START RECORDS FOR THIS EXERCISE
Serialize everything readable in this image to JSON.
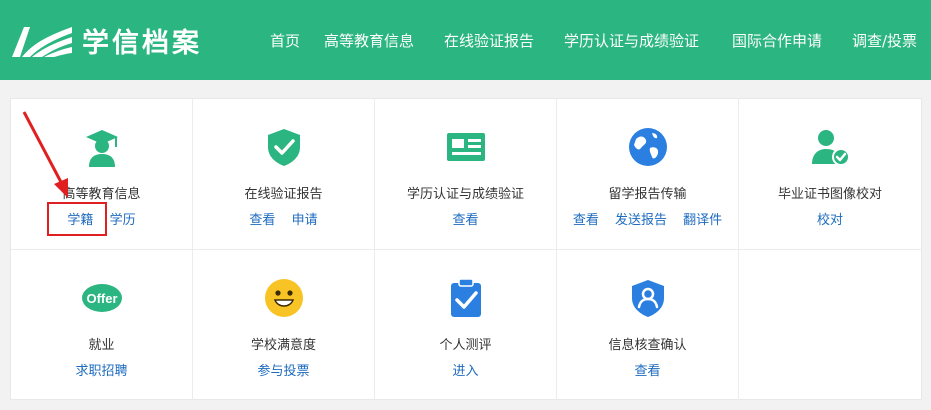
{
  "header": {
    "brand": "学信档案",
    "nav": [
      {
        "label": "首页"
      },
      {
        "label": "高等教育信息"
      },
      {
        "label": "在线验证报告"
      },
      {
        "label": "学历认证与成绩验证"
      },
      {
        "label": "国际合作申请"
      },
      {
        "label": "调查/投票"
      }
    ]
  },
  "services": [
    {
      "title": "高等教育信息",
      "icon": "graduate-icon",
      "links": [
        "学籍",
        "学历"
      ]
    },
    {
      "title": "在线验证报告",
      "icon": "shield-check-icon",
      "links": [
        "查看",
        "申请"
      ]
    },
    {
      "title": "学历认证与成绩验证",
      "icon": "id-card-icon",
      "links": [
        "查看"
      ]
    },
    {
      "title": "留学报告传输",
      "icon": "globe-icon",
      "links": [
        "查看",
        "发送报告",
        "翻译件"
      ]
    },
    {
      "title": "毕业证书图像校对",
      "icon": "user-check-icon",
      "links": [
        "校对"
      ]
    },
    {
      "title": "就业",
      "icon": "offer-icon",
      "icon_text": "Offer",
      "links": [
        "求职招聘"
      ]
    },
    {
      "title": "学校满意度",
      "icon": "smiley-icon",
      "links": [
        "参与投票"
      ]
    },
    {
      "title": "个人测评",
      "icon": "clipboard-check-icon",
      "links": [
        "进入"
      ]
    },
    {
      "title": "信息核查确认",
      "icon": "shield-user-icon",
      "links": [
        "查看"
      ]
    }
  ],
  "colors": {
    "header": "#2bb581",
    "link": "#1d6bbf",
    "annotation": "#e02020",
    "globe": "#2a7fe0",
    "smiley": "#f7c325"
  }
}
END RECORDS FOR THIS EXERCISE
Each entry above should be reproduced exactly, with the pictures removed.

OUTPUT OF THE TASK:
Serialize everything readable in this image to JSON.
{
  "header": {
    "brand": "学信档案",
    "nav": [
      {
        "label": "首页"
      },
      {
        "label": "高等教育信息"
      },
      {
        "label": "在线验证报告"
      },
      {
        "label": "学历认证与成绩验证"
      },
      {
        "label": "国际合作申请"
      },
      {
        "label": "调查/投票"
      }
    ]
  },
  "services": [
    {
      "title": "高等教育信息",
      "icon": "graduate-icon",
      "links": [
        "学籍",
        "学历"
      ]
    },
    {
      "title": "在线验证报告",
      "icon": "shield-check-icon",
      "links": [
        "查看",
        "申请"
      ]
    },
    {
      "title": "学历认证与成绩验证",
      "icon": "id-card-icon",
      "links": [
        "查看"
      ]
    },
    {
      "title": "留学报告传输",
      "icon": "globe-icon",
      "links": [
        "查看",
        "发送报告",
        "翻译件"
      ]
    },
    {
      "title": "毕业证书图像校对",
      "icon": "user-check-icon",
      "links": [
        "校对"
      ]
    },
    {
      "title": "就业",
      "icon": "offer-icon",
      "icon_text": "Offer",
      "links": [
        "求职招聘"
      ]
    },
    {
      "title": "学校满意度",
      "icon": "smiley-icon",
      "links": [
        "参与投票"
      ]
    },
    {
      "title": "个人测评",
      "icon": "clipboard-check-icon",
      "links": [
        "进入"
      ]
    },
    {
      "title": "信息核查确认",
      "icon": "shield-user-icon",
      "links": [
        "查看"
      ]
    }
  ],
  "colors": {
    "header": "#2bb581",
    "link": "#1d6bbf",
    "annotation": "#e02020",
    "globe": "#2a7fe0",
    "smiley": "#f7c325"
  }
}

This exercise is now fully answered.